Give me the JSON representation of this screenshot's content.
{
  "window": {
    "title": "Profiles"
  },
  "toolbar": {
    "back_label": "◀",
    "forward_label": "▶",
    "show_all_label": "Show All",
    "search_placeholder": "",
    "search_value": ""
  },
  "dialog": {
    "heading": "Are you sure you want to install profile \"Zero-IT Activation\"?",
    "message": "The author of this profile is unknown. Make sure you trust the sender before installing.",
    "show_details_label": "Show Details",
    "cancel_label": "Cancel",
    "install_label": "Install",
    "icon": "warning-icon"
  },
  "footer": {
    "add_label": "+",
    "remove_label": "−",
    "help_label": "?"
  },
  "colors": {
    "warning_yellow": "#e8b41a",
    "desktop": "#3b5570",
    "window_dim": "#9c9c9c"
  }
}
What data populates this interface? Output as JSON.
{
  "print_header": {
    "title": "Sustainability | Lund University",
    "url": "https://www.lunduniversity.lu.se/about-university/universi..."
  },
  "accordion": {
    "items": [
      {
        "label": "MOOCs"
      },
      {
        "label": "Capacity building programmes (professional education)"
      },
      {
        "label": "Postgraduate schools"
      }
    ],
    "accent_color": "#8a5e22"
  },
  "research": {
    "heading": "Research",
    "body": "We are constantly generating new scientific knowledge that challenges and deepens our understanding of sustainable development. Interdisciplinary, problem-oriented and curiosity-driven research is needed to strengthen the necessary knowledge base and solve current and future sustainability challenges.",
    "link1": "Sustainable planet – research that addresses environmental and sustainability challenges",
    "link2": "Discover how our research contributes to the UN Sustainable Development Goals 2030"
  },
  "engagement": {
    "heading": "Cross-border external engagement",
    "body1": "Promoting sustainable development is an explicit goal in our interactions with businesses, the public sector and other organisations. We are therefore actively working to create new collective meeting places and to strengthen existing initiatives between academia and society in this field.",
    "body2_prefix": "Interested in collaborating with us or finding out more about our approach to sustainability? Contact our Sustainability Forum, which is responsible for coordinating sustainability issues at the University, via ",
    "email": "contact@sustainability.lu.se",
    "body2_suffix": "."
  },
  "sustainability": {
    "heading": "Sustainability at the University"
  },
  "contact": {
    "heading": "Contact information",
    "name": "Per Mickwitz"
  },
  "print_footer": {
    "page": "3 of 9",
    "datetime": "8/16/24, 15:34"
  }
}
*-*-*
# REQUIREMENT:
All of the entries should be written out again exactly.

# COMPLETE ANSWER:
Give me the JSON representation of this screenshot's content.
{
  "window": {
    "title": "Profiles"
  },
  "toolbar": {
    "back_label": "◀",
    "forward_label": "▶",
    "show_all_label": "Show All",
    "search_placeholder": "",
    "search_value": ""
  },
  "dialog": {
    "heading": "Are you sure you want to install profile \"Zero-IT Activation\"?",
    "message": "The author of this profile is unknown. Make sure you trust the sender before installing.",
    "show_details_label": "Show Details",
    "cancel_label": "Cancel",
    "install_label": "Install",
    "icon": "warning-icon"
  },
  "footer": {
    "add_label": "+",
    "remove_label": "−",
    "help_label": "?"
  },
  "colors": {
    "warning_yellow": "#e8b41a",
    "desktop": "#3b5570",
    "window_dim": "#9c9c9c"
  }
}
What data populates this interface? Output as JSON.
{
  "print_header": {
    "title": "Sustainability | Lund University",
    "url": "https://www.lunduniversity.lu.se/about-university/universi..."
  },
  "accordion": {
    "items": [
      {
        "label": "MOOCs"
      },
      {
        "label": "Capacity building programmes (professional education)"
      },
      {
        "label": "Postgraduate schools"
      }
    ],
    "accent_color": "#8a5e22"
  },
  "research": {
    "heading": "Research",
    "body": "We are constantly generating new scientific knowledge that challenges and deepens our understanding of sustainable development. Interdisciplinary, problem-oriented and curiosity-driven research is needed to strengthen the necessary knowledge base and solve current and future sustainability challenges.",
    "link1": "Sustainable planet – research that addresses environmental and sustainability challenges",
    "link2": "Discover how our research contributes to the UN Sustainable Development Goals 2030"
  },
  "engagement": {
    "heading": "Cross-border external engagement",
    "body1": "Promoting sustainable development is an explicit goal in our interactions with businesses, the public sector and other organisations. We are therefore actively working to create new collective meeting places and to strengthen existing initiatives between academia and society in this field.",
    "body2_prefix": "Interested in collaborating with us or finding out more about our approach to sustainability? Contact our Sustainability Forum, which is responsible for coordinating sustainability issues at the University, via ",
    "email": "contact@sustainability.lu.se",
    "body2_suffix": "."
  },
  "sustainability": {
    "heading": "Sustainability at the University"
  },
  "contact": {
    "heading": "Contact information",
    "name": "Per Mickwitz"
  },
  "print_footer": {
    "page": "3 of 9",
    "datetime": "8/16/24, 15:34"
  }
}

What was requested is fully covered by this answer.